### Short task
Print every record below exactly as written.

Stored data:
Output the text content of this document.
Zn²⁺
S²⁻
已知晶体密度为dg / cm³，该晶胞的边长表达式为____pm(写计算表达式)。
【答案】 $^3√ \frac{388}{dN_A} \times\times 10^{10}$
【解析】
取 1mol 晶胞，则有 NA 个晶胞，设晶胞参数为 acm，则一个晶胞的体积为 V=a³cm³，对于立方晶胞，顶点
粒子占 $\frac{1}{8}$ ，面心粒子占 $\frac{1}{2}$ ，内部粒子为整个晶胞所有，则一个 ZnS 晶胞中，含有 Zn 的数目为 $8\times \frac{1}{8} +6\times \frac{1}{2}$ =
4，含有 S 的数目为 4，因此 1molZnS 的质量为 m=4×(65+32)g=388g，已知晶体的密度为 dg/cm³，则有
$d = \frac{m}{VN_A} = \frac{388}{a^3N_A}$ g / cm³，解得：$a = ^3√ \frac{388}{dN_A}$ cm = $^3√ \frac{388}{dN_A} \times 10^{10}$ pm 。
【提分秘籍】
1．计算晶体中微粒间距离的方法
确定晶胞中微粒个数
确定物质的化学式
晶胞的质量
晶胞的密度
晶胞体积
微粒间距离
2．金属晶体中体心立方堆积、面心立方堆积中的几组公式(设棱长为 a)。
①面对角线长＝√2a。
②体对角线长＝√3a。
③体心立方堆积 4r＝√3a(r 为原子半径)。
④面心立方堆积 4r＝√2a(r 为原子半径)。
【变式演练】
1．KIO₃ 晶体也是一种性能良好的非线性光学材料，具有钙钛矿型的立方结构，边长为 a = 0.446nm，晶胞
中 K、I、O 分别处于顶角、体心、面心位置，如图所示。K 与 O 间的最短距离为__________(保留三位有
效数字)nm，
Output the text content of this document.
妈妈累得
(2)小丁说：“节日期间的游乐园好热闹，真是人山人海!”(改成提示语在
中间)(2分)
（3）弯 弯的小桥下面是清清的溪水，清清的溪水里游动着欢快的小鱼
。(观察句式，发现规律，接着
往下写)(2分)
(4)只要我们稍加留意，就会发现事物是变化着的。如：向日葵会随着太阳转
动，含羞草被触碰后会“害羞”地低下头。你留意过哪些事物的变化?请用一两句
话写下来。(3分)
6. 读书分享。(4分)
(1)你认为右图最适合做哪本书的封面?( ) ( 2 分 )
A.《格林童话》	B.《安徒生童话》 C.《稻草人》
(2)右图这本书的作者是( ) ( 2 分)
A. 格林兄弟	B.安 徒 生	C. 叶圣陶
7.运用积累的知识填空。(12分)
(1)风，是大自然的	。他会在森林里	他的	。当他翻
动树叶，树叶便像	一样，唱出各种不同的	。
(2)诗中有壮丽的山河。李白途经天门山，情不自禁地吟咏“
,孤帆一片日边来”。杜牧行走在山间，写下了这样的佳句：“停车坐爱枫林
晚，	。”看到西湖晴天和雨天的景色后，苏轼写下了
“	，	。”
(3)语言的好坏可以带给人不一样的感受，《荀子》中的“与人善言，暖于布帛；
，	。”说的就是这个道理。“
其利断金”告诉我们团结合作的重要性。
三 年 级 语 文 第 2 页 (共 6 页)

### Solution below
Output the text content of this document.
Zn²⁺
S²⁻
已知晶体密度为dg / cm³，该晶胞的边长表达式为____pm(写计算表达式)。
【答案】 $^3√ \frac{388}{dN_A} \times\times 10^{10}$
【解析】
取 1mol 晶胞，则有 NA 个晶胞，设晶胞参数为 acm，则一个晶胞的体积为 V=a³cm³，对于立方晶胞，顶点
粒子占 $\frac{1}{8}$ ，面心粒子占 $\frac{1}{2}$ ，内部粒子为整个晶胞所有，则一个 ZnS 晶胞中，含有 Zn 的数目为 $8\times \frac{1}{8} +6\times \frac{1}{2}$ =
4，含有 S 的数目为 4，因此 1molZnS 的质量为 m=4×(65+32)g=388g，已知晶体的密度为 dg/cm³，则有
$d = \frac{m}{VN_A} = \frac{388}{a^3N_A}$ g / cm³，解得：$a = ^3√ \frac{388}{dN_A}$ cm = $^3√ \frac{388}{dN_A} \times 10^{10}$ pm 。
【提分秘籍】
1．计算晶体中微粒间距离的方法
确定晶胞中微粒个数
确定物质的化学式
晶胞的质量
晶胞的密度
晶胞体积
微粒间距离
2．金属晶体中体心立方堆积、面心立方堆积中的几组公式(设棱长为 a)。
①面对角线长＝√2a。
②体对角线长＝√3a。
③体心立方堆积 4r＝√3a(r 为原子半径)。
④面心立方堆积 4r＝√2a(r 为原子半径)。
【变式演练】
1．KIO₃ 晶体也是一种性能良好的非线性光学材料，具有钙钛矿型的立方结构，边长为 a = 0.446nm，晶胞
中 K、I、O 分别处于顶角、体心、面心位置，如图所示。K 与 O 间的最短距离为__________(保留三位有
效数字)nm，
Output the text content of this document.
妈妈累得
(2)小丁说：“节日期间的游乐园好热闹，真是人山人海!”(改成提示语在
中间)(2分)
（3）弯 弯的小桥下面是清清的溪水，清清的溪水里游动着欢快的小鱼
。(观察句式，发现规律，接着
往下写)(2分)
(4)只要我们稍加留意，就会发现事物是变化着的。如：向日葵会随着太阳转
动，含羞草被触碰后会“害羞”地低下头。你留意过哪些事物的变化?请用一两句
话写下来。(3分)
6. 读书分享。(4分)
(1)你认为右图最适合做哪本书的封面?( ) ( 2 分 )
A.《格林童话》	B.《安徒生童话》 C.《稻草人》
(2)右图这本书的作者是( ) ( 2 分)
A. 格林兄弟	B.安 徒 生	C. 叶圣陶
7.运用积累的知识填空。(12分)
(1)风，是大自然的	。他会在森林里	他的	。当他翻
动树叶，树叶便像	一样，唱出各种不同的	。
(2)诗中有壮丽的山河。李白途经天门山，情不自禁地吟咏“
,孤帆一片日边来”。杜牧行走在山间，写下了这样的佳句：“停车坐爱枫林
晚，	。”看到西湖晴天和雨天的景色后，苏轼写下了
“	，	。”
(3)语言的好坏可以带给人不一样的感受，《荀子》中的“与人善言，暖于布帛；
，	。”说的就是这个道理。“
其利断金”告诉我们团结合作的重要性。
三 年 级 语 文 第 2 页 (共 6 页)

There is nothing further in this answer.